GOAL - All of the records below need to be copied exactly.

>> begin

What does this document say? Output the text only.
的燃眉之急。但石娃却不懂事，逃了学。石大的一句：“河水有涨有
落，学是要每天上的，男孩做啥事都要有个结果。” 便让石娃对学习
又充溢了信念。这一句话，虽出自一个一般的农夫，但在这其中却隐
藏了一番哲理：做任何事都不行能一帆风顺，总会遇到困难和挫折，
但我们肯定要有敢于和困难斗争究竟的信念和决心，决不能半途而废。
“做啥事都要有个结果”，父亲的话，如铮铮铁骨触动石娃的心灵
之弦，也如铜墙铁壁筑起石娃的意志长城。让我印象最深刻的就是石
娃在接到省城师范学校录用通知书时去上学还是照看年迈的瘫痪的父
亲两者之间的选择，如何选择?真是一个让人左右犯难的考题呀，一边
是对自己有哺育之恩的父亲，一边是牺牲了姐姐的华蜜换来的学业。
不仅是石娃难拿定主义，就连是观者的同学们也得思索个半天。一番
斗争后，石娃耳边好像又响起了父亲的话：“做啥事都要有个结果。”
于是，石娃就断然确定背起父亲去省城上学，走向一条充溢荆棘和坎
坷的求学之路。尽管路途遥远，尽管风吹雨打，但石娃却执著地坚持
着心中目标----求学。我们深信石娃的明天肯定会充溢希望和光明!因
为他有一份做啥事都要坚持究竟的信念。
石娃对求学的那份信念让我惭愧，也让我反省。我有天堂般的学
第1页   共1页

>> end

RESULT OF THIS TASK -
What does this document say? Output the text only.
的燃眉之急。但石娃却不懂事，逃了学。石大的一句：“河水有涨有
落，学是要每天上的，男孩做啥事都要有个结果。” 便让石娃对学习
又充溢了信念。这一句话，虽出自一个一般的农夫，但在这其中却隐
藏了一番哲理：做任何事都不行能一帆风顺，总会遇到困难和挫折，
但我们肯定要有敢于和困难斗争究竟的信念和决心，决不能半途而废。
“做啥事都要有个结果”，父亲的话，如铮铮铁骨触动石娃的心灵
之弦，也如铜墙铁壁筑起石娃的意志长城。让我印象最深刻的就是石
娃在接到省城师范学校录用通知书时去上学还是照看年迈的瘫痪的父
亲两者之间的选择，如何选择?真是一个让人左右犯难的考题呀，一边
是对自己有哺育之恩的父亲，一边是牺牲了姐姐的华蜜换来的学业。
不仅是石娃难拿定主义，就连是观者的同学们也得思索个半天。一番
斗争后，石娃耳边好像又响起了父亲的话：“做啥事都要有个结果。”
于是，石娃就断然确定背起父亲去省城上学，走向一条充溢荆棘和坎
坷的求学之路。尽管路途遥远，尽管风吹雨打，但石娃却执著地坚持
着心中目标----求学。我们深信石娃的明天肯定会充溢希望和光明!因
为他有一份做啥事都要坚持究竟的信念。
石娃对求学的那份信念让我惭愧，也让我反省。我有天堂般的学
第1页   共1页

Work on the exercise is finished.